[Source data]
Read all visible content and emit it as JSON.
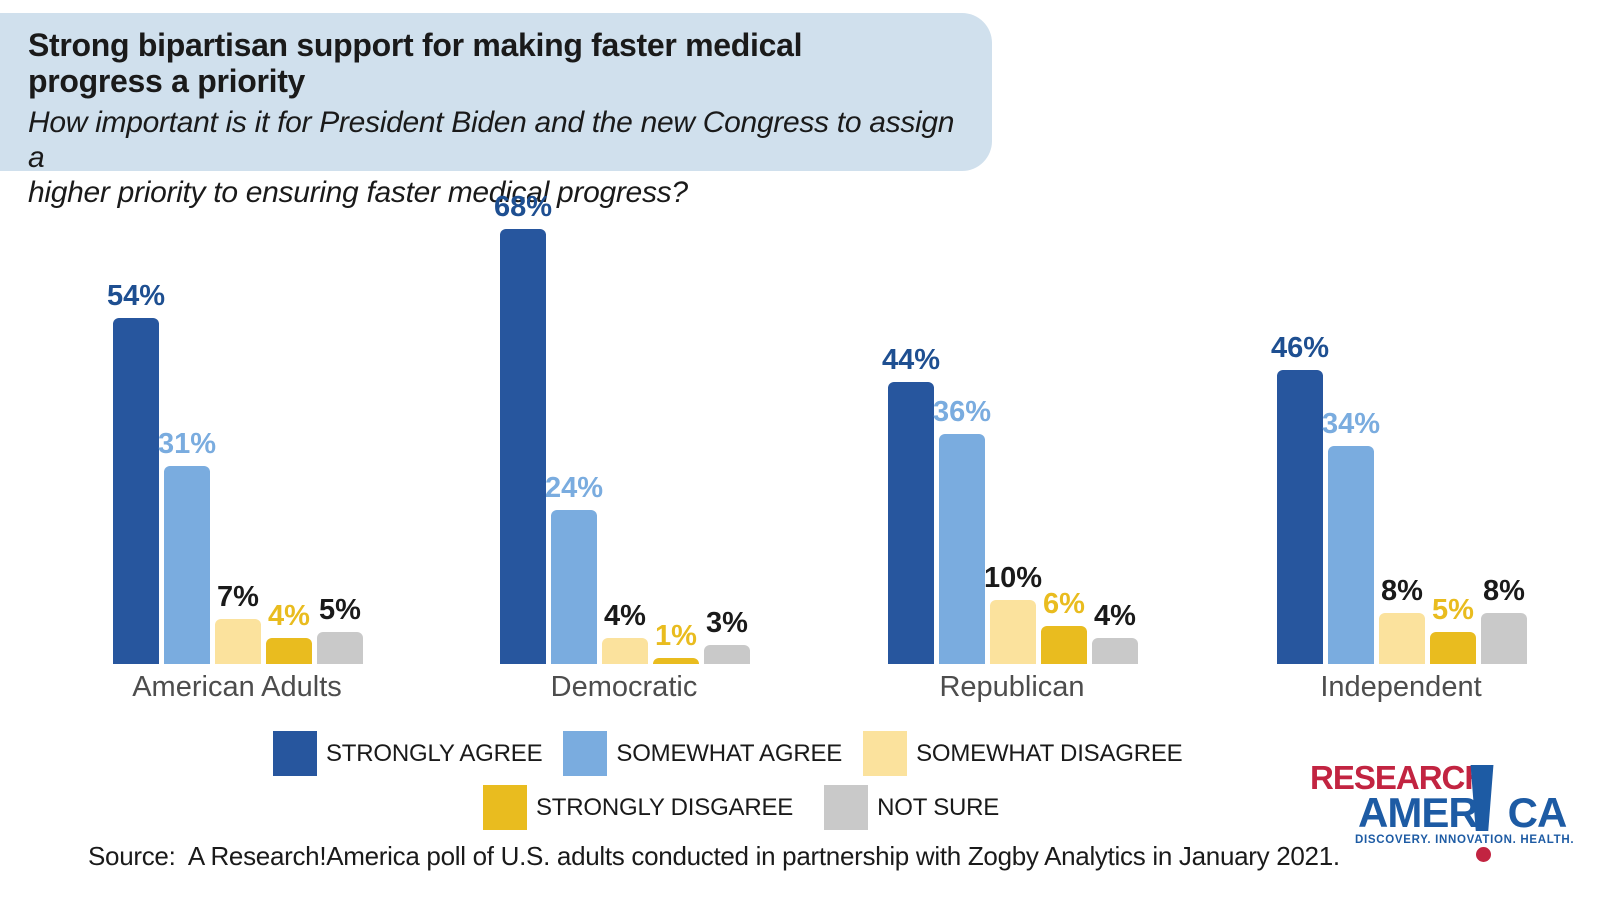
{
  "header": {
    "title_lines": [
      "Strong bipartisan support for making faster medical",
      "progress a priority"
    ],
    "subtitle_lines": [
      "How important is it for President Biden and the new Congress to assign a",
      "higher priority to ensuring faster medical progress?"
    ],
    "card_color": "#d0e0ed"
  },
  "chart_data": {
    "type": "bar",
    "title": "Strong bipartisan support for making faster medical progress a priority",
    "categories": [
      "American Adults",
      "Democratic",
      "Republican",
      "Independent"
    ],
    "series": [
      {
        "name": "STRONGLY AGREE",
        "color": "#27569E",
        "label_color": "#1E4F91",
        "values": [
          54,
          68,
          44,
          46
        ]
      },
      {
        "name": "SOMEWHAT AGREE",
        "color": "#7AACDF",
        "label_color": "#7AACDF",
        "values": [
          31,
          24,
          36,
          34
        ]
      },
      {
        "name": "SOMEWHAT DISAGREE",
        "color": "#FBE29D",
        "label_color": "#1A1A1A",
        "values": [
          7,
          4,
          10,
          8
        ]
      },
      {
        "name": "STRONGLY DISGAREE",
        "color": "#E9BC1F",
        "label_color": "#E9BC1F",
        "values": [
          4,
          1,
          6,
          5
        ]
      },
      {
        "name": "NOT SURE",
        "color": "#C9C9C9",
        "label_color": "#1A1A1A",
        "values": [
          5,
          3,
          4,
          8
        ]
      }
    ],
    "value_suffix": "%",
    "ylim": [
      0,
      75
    ],
    "grid": false,
    "axis_labels": "none",
    "legend_position": "bottom",
    "legend_rows": [
      [
        0,
        1,
        2
      ],
      [
        3,
        4
      ]
    ]
  },
  "logo": {
    "line1": "RESEARCH",
    "line2_left": "AMER",
    "line2_right": "CA",
    "tagline": "DISCOVERY. INNOVATION. HEALTH.",
    "red": "#C22441",
    "blue": "#1D5BA4"
  },
  "source": {
    "text": "Source:  A Research!America poll of U.S. adults conducted in partnership with Zogby Analytics in January 2021."
  }
}
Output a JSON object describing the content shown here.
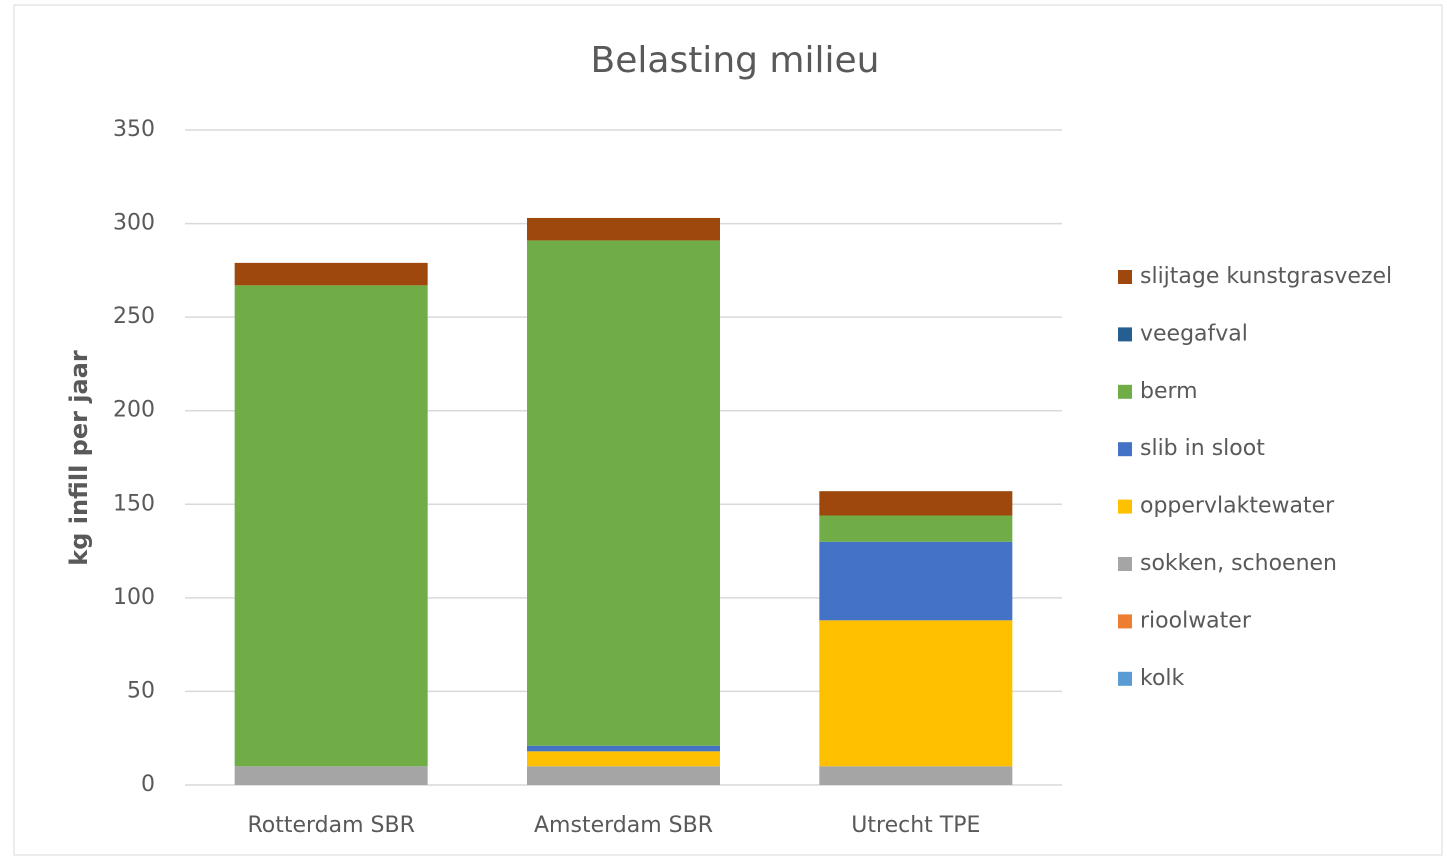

-- Exercise instructions --
Without the pictures, restate all the entries above exactly.

-- Exercise output --
Read all visible content and emit it as JSON.
{
  "header": {
    "title_lines": [
      "Strong bipartisan support for making faster medical",
      "progress a priority"
    ],
    "subtitle_lines": [
      "How important is it for President Biden and the new Congress to assign a",
      "higher priority to ensuring faster medical progress?"
    ],
    "card_color": "#d0e0ed"
  },
  "chart_data": {
    "type": "bar",
    "title": "Strong bipartisan support for making faster medical progress a priority",
    "categories": [
      "American Adults",
      "Democratic",
      "Republican",
      "Independent"
    ],
    "series": [
      {
        "name": "STRONGLY AGREE",
        "color": "#27569E",
        "label_color": "#1E4F91",
        "values": [
          54,
          68,
          44,
          46
        ]
      },
      {
        "name": "SOMEWHAT AGREE",
        "color": "#7AACDF",
        "label_color": "#7AACDF",
        "values": [
          31,
          24,
          36,
          34
        ]
      },
      {
        "name": "SOMEWHAT DISAGREE",
        "color": "#FBE29D",
        "label_color": "#1A1A1A",
        "values": [
          7,
          4,
          10,
          8
        ]
      },
      {
        "name": "STRONGLY DISGAREE",
        "color": "#E9BC1F",
        "label_color": "#E9BC1F",
        "values": [
          4,
          1,
          6,
          5
        ]
      },
      {
        "name": "NOT SURE",
        "color": "#C9C9C9",
        "label_color": "#1A1A1A",
        "values": [
          5,
          3,
          4,
          8
        ]
      }
    ],
    "value_suffix": "%",
    "ylim": [
      0,
      75
    ],
    "grid": false,
    "axis_labels": "none",
    "legend_position": "bottom",
    "legend_rows": [
      [
        0,
        1,
        2
      ],
      [
        3,
        4
      ]
    ]
  },
  "logo": {
    "line1": "RESEARCH",
    "line2_left": "AMER",
    "line2_right": "CA",
    "tagline": "DISCOVERY. INNOVATION. HEALTH.",
    "red": "#C22441",
    "blue": "#1D5BA4"
  },
  "source": {
    "text": "Source:  A Research!America poll of U.S. adults conducted in partnership with Zogby Analytics in January 2021."
  }
}
Output a JSON object describing the content shown here.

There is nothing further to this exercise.